Source records:
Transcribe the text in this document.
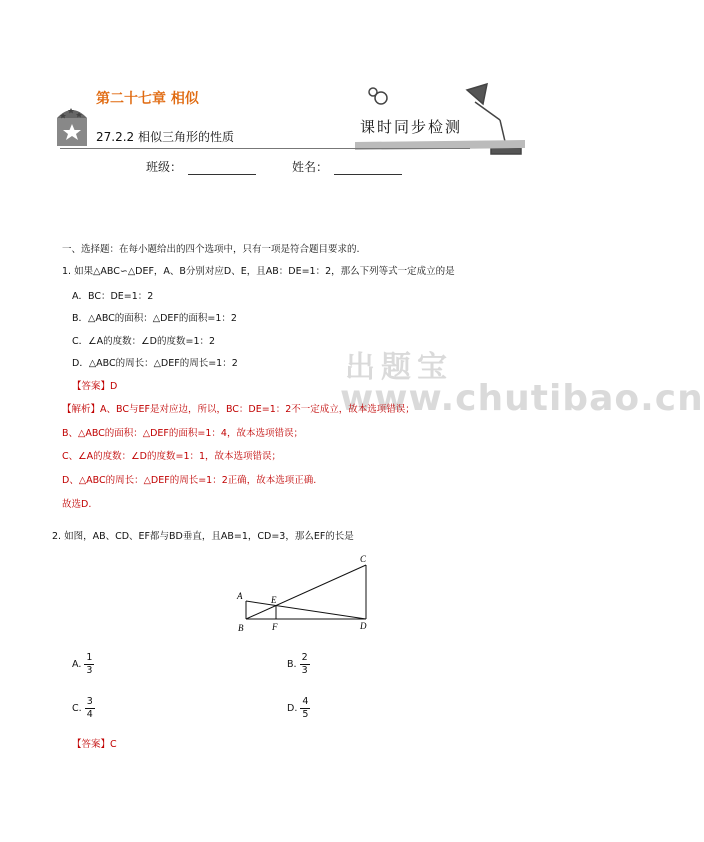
第二十七章 相似
27.2.2 相似三角形的性质
课时同步检测
班级：	姓名：
出题宝
www.chutibao.cn
一、选择题：在每小题给出的四个选项中，只有一项是符合题目要求的.
1. 如果△ABC∽△DEF，A、B分别对应D、E，且AB：DE=1：2，那么下列等式一定成立的是
A．BC：DE=1：2
B．△ABC的面积：△DEF的面积=1：2
C．∠A的度数：∠D的度数=1：2
D．△ABC的周长：△DEF的周长=1：2
【答案】D
【解析】A、BC与EF是对应边，所以，BC：DE=1：2不一定成立，故本选项错误；
B、△ABC的面积：△DEF的面积=1：4，故本选项错误；
C、∠A的度数：∠D的度数=1：1，故本选项错误；
D、△ABC的周长：△DEF的周长=1：2正确，故本选项正确.
故选D.
2. 如图，AB、CD、EF都与BD垂直，且AB=1，CD=3，那么EF的长是
A
B
C
D
E
F
A. $\frac{1}{3}$	B. $\frac{2}{3}$
C. $\frac{3}{4}$	D. $\frac{4}{5}$
【答案】C
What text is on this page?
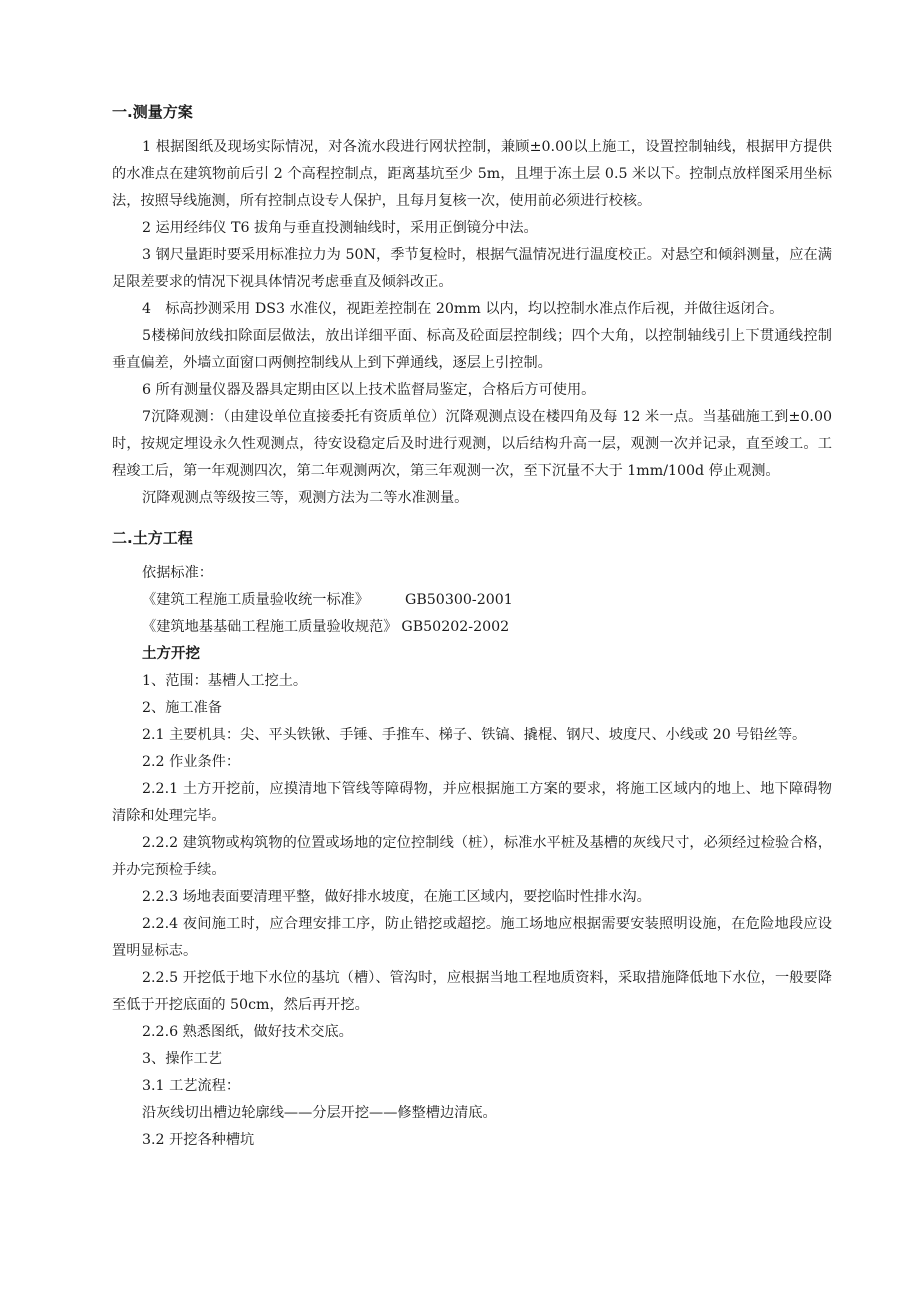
一.测量方案

1 根据图纸及现场实际情况，对各流水段进行网状控制，兼顾±0.00以上施工，设置控制轴线，根据甲方提供的水准点在建筑物前后引 2 个高程控制点，距离基坑至少 5m，且埋于冻土层 0.5 米以下。控制点放样图采用坐标法，按照导线施测，所有控制点设专人保护，且每月复核一次，使用前必须进行校核。

2 运用经纬仪 T6 拔角与垂直投测轴线时，采用正倒镜分中法。

3 钢尺量距时要采用标准拉力为 50N，季节复检时，根据气温情况进行温度校正。对悬空和倾斜测量，应在满足限差要求的情况下视具体情况考虑垂直及倾斜改正。

4　标高抄测采用 DS3 水准仪，视距差控制在 20mm 以内，均以控制水准点作后视，并做往返闭合。

5楼梯间放线扣除面层做法，放出详细平面、标高及砼面层控制线；四个大角，以控制轴线引上下贯通线控制垂直偏差，外墙立面窗口两侧控制线从上到下弹通线，逐层上引控制。

6 所有测量仪器及器具定期由区以上技术监督局鉴定，合格后方可使用。

7沉降观测：（由建设单位直接委托有资质单位）沉降观测点设在楼四角及每 12 米一点。当基础施工到±0.00 时，按规定埋设永久性观测点，待安设稳定后及时进行观测，以后结构升高一层，观测一次并记录，直至竣工。工程竣工后，第一年观测四次，第二年观测两次，第三年观测一次，至下沉量不大于 1mm/100d 停止观测。

沉降观测点等级按三等，观测方法为二等水准测量。

二.土方工程

依据标准：

《建筑工程施工质量验收统一标准》	GB50300-2001
《建筑地基基础工程施工质量验收规范》 GB50202-2002
土方开挖

1、范围：基槽人工挖土。

2、施工准备

2.1 主要机具：尖、平头铁锹、手锤、手推车、梯子、铁镐、撬棍、钢尺、坡度尺、小线或 20 号铅丝等。

2.2 作业条件：

2.2.1 土方开挖前，应摸清地下管线等障碍物，并应根据施工方案的要求，将施工区域内的地上、地下障碍物清除和处理完毕。

2.2.2 建筑物或构筑物的位置或场地的定位控制线（桩），标准水平桩及基槽的灰线尺寸，必须经过检验合格，并办完预检手续。

2.2.3 场地表面要清理平整，做好排水坡度，在施工区域内，要挖临时性排水沟。

2.2.4 夜间施工时，应合理安排工序，防止错挖或超挖。施工场地应根据需要安装照明设施，在危险地段应设置明显标志。

2.2.5 开挖低于地下水位的基坑（槽）、管沟时，应根据当地工程地质资料，采取措施降低地下水位，一般要降至低于开挖底面的 50cm，然后再开挖。

2.2.6 熟悉图纸，做好技术交底。

3、操作工艺

3.1 工艺流程：

沿灰线切出槽边轮廓线——分层开挖——修整槽边清底。

3.2 开挖各种槽坑
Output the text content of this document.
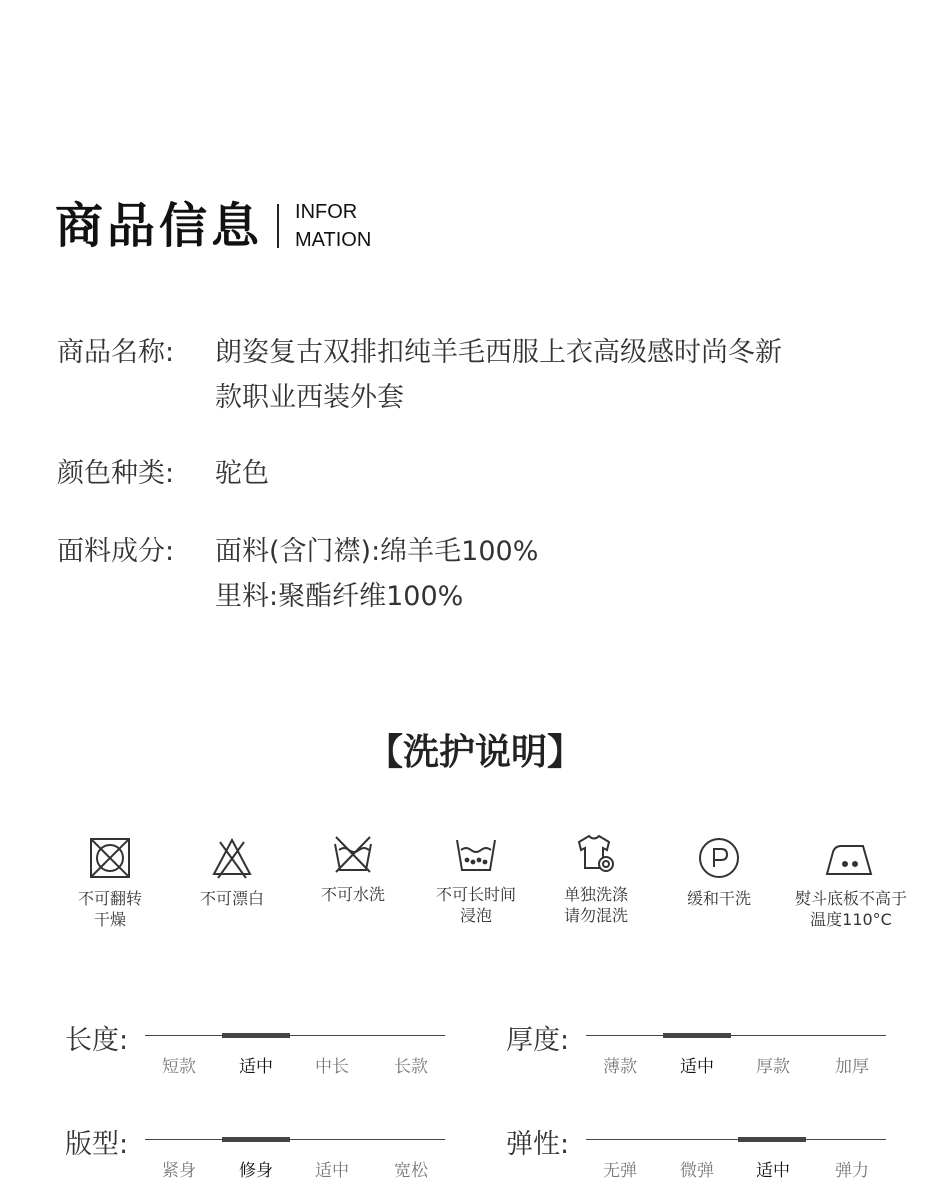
商品信息 INFOR
MATION
商品名称:	朗姿复古双排扣纯羊毛西服上衣高级感时尚冬新
款职业西装外套
颜色种类:	驼色
面料成分:	面料(含门襟):绵羊毛100%
里料:聚酯纤维100%
【洗护说明】
不可翻转
干燥
不可漂白	不可水洗	不可长时间
浸泡
单独洗涤
请勿混洗
缓和干洗	熨斗底板不高于
温度110°C
长度:
短款	适中	中长	长款
厚度:
薄款	适中	厚款	加厚
版型:
紧身	修身	适中	宽松
弹性:
无弹	微弹	适中	弹力
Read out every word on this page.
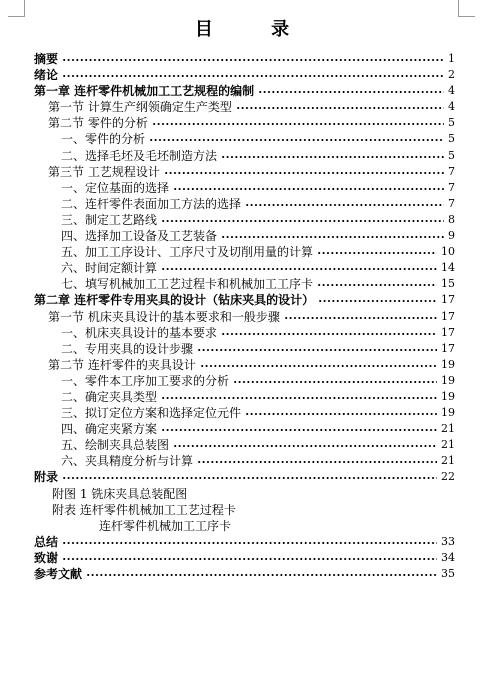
目 录
摘要	1
绪论	2
第一章 连杆零件机械加工工艺规程的编制	4
第一节 计算生产纲领确定生产类型	4
第二节 零件的分析	5
一、零件的分析	5
二、选择毛坯及毛坯制造方法	5
第三节 工艺规程设计	7
一、定位基面的选择	7
二、连杆零件表面加工方法的选择	7
三、制定工艺路线	8
四、选择加工设备及工艺装备	9
五、加工工序设计、工序尺寸及切削用量的计算	10
六、时间定额计算	14
七、填写机械加工工艺过程卡和机械加工工序卡	15
第二章 连杆零件专用夹具的设计（钻床夹具的设计）	17
第一节 机床夹具设计的基本要求和一般步骤	17
一、机床夹具设计的基本要求	17
二、专用夹具的设计步骤	17
第二节 连杆零件的夹具设计	19
一、零件本工序加工要求的分析	19
二、确定夹具类型	19
三、拟订定位方案和选择定位元件	19
四、确定夹紧方案	21
五、绘制夹具总装图	21
六、夹具精度分析与计算	21
附录	22
附图 1 铣床夹具总装配图
附表 连杆零件机械加工工艺过程卡
连杆零件机械加工工序卡
总结	33
致谢	34
参考文献	35
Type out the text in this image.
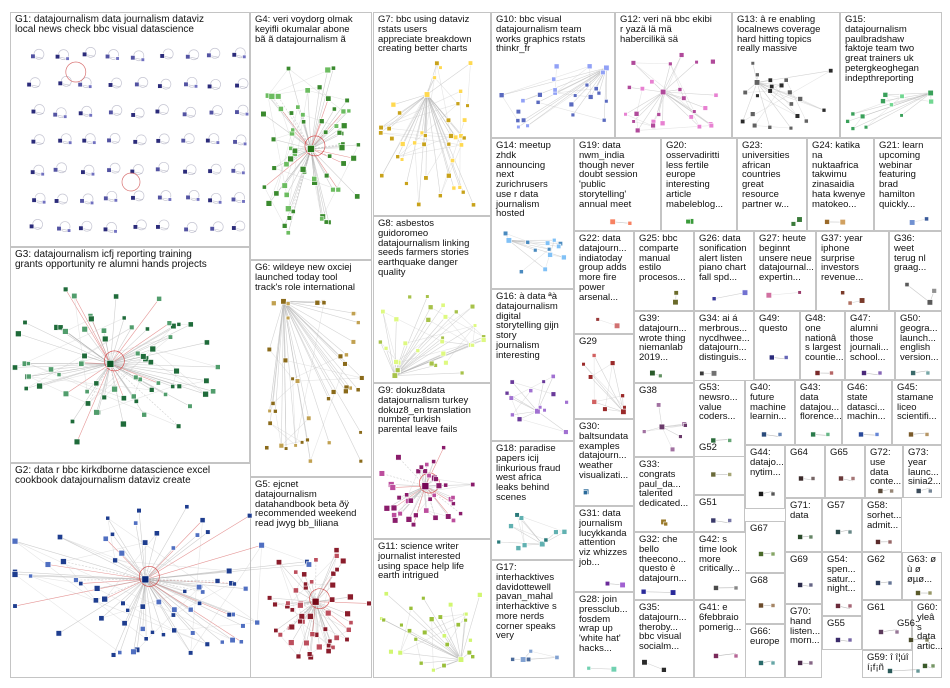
G1: datajournalism data journalism dataviz
local news check bbc visual datascience
G2: data r bbc kirkdborne datascience excel
cookbook datajournalism dataviz create
G3: datajournalism icfj reporting training
grants opportunity re alumni hands projects
G4: veri voydorg olmak
keyifli okumalar abone
bã ã datajournalism ã
G5: ejcnet
datajournalism
datahandbook beta ðÿ
recommended weekend
read jwyg bb_liliana
G6: wildeye new oxciej
launched today tool
track's role international
G7: bbc using dataviz
rstats users
appreciate breakdown
creating better charts
G8: asbestos
guidoromeo
datajournalism linking
seeds farmers stories
earthquake danger
quality
G9: dokuz8data
datajournalism turkey
dokuz8_en translation
number turkish
parental leave fails
G10: bbc visual
datajournalism team
works graphics rstats
thinkr_fr
G11: science writer
journalist interested
using space help life
earth intrigued
G12: veri nä bbc ekibi
r yazä lä mä
habercilikä sä
G13: â re enabling
localnews coverage
hard hitting topics
really massive
G14: meetup
zhdk
announcing
next
zurichrusers
use r data
journalism
hosted
G15:
datajournalism
paulbradshaw
faktoje team two
great trainers uk
petergkeoghegan
indepthreporting
G16: à data ªà
datajournalism
digital
storytelling gijn
story
journalism
interesting
G17:
interhacktives
davidottewell
pavan_mahal
interhacktive s
more nerds
corner speaks
very
G18: paradise
papers icij
linkurious fraud
west africa
leaks behind
scenes
G19: data
nwm_india
though never
doubt session
'public
storytelling'
annual meet
G20:
osservadiritti
less fertile
europe
interesting
article
mabeleblog...
G21: learn
upcoming
webinar
featuring
brad
hamilton
quickly...
G22: data
datajourn...
indiatoday
group adds
more fire
power
arsenal...
G23:
universities
african
countries
great
resource
partner w...
G24: katika
na
nuktaafrica
takwimu
zinasaidia
hata kwenye
matokeo...
G25: bbc
comparte
manual
estilo
procesos...
G26: data
sonification
alert listen
piano chart
fall spd...
G27: heute
beginnt
unsere neue
datajournal...
expertin...
G28: join
pressclub...
fosdem
wrap up
'white hat'
hacks...
G29
G30:
baltsundata
examples
datajourn...
weather
visualizati...
G31: data
journalism
lucykkanda
attention
viz whizzes
job...
G32: che
bello
theecono...
questo è
datajourn...
G33:
congrats
paul_da...
talented
dedicated...
G34: ai á
merbrous...
nycdhwee...
datajourn...
distinguis...
G35:
datajourn...
theroby...
bbc visual
socialm...
G36:
weet
terug nl
graag...
G37: year
iphone
surprise
investors
revenue...
G38
G39:
datajourn...
wrote thing
niemanlab
2019...
G40:
future
machine
learnin...
G41: e
6febbraio
pomerig...
G42: s
time look
more
critically...
G43:
data
datajou...
florence...
G44:
datajo...
nytim...
G45:
stamane
liceo
scientifi...
G46:
state
datasci...
machin...
G47:
alumni
those
journali...
school...
G48:
one
nationâ
s largest
countie...
G49:
questo
G50:
geogra...
launch...
english
version...
G51
G52
G53:
newsro...
value
coders...
G54:
spen...
satur...
night...
G55	G56:
G57	G58:
sorhet...
admit...
G59: î î¦úî
í¡f¡ñ
G60:
yleâ
s
data
artic...
G61
G62	G63: ø
ù ø
øµø...
G64	G65
G66:
europe
G67
G68
G69
G70:
hand
listen...
morn...
G71:
data
G72:
use
data
conte...
G73:
year
launc...
sinia2...
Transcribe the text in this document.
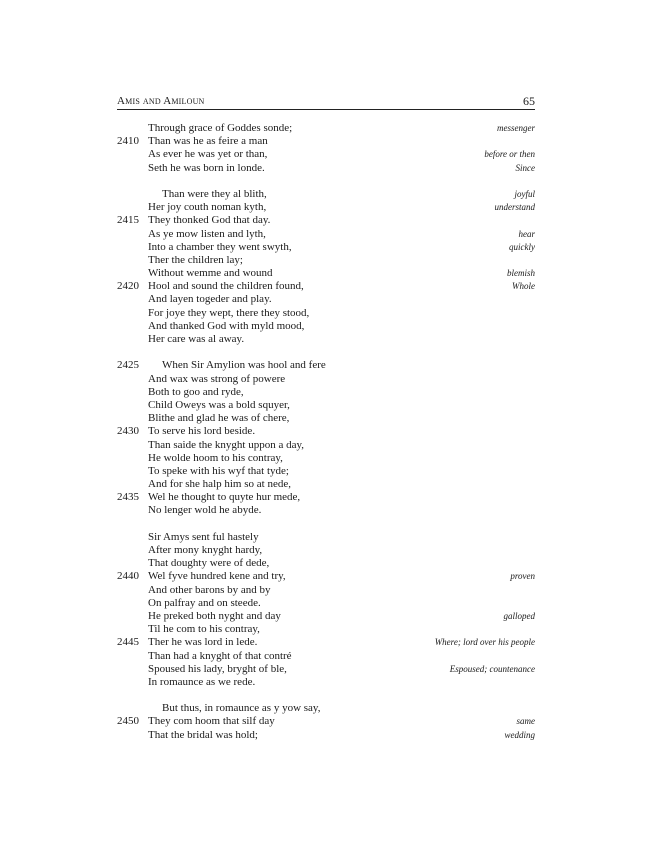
Amis and Amiloun	65
Through grace of Goddes sonde;	messenger
2410 Than was he as feire a man
As ever he was yet or than,	before or then
Seth he was born in londe.	Since
Than were they al blith,	joyful
Her joy couth noman kyth,	understand
2415 They thonked God that day.
As ye mow listen and lyth,	hear
Into a chamber they went swyth,	quickly
Ther the children lay;
Without wemme and wound	blemish
2420 Hool and sound the children found,	Whole
And layen togeder and play.
For joye they wept, there they stood,
And thanked God with myld mood,
Her care was al away.
2425 When Sir Amylion was hool and fere
And wax was strong of powere
Both to goo and ryde,
Child Oweys was a bold squyer,
Blithe and glad he was of chere,
2430 To serve his lord beside.
Than saide the knyght uppon a day,
He wolde hoom to his contray,
To speke with his wyf that tyde;
And for she halp him so at nede,
2435 Wel he thought to quyte hur mede,
No lenger wold he abyde.
Sir Amys sent ful hastely
After mony knyght hardy,
That doughty were of dede,
2440 Wel fyve hundred kene and try,	proven
And other barons by and by
On palfray and on steede.
He preked both nyght and day	galloped
Til he com to his contray,
2445 Ther he was lord in lede.	Where; lord over his people
Than had a knyght of that contré
Spoused his lady, bryght of ble,	Espoused; countenance
In romaunce as we rede.
But thus, in romaunce as y yow say,
2450 They com hoom that silf day	same
That the bridal was hold;	wedding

Challenge » Report every line in the data above in which the word "lord" appears.

Result of this exercise »
2430 To serve his lord beside.
2445 Ther he was lord in lede.	Where; lord over his people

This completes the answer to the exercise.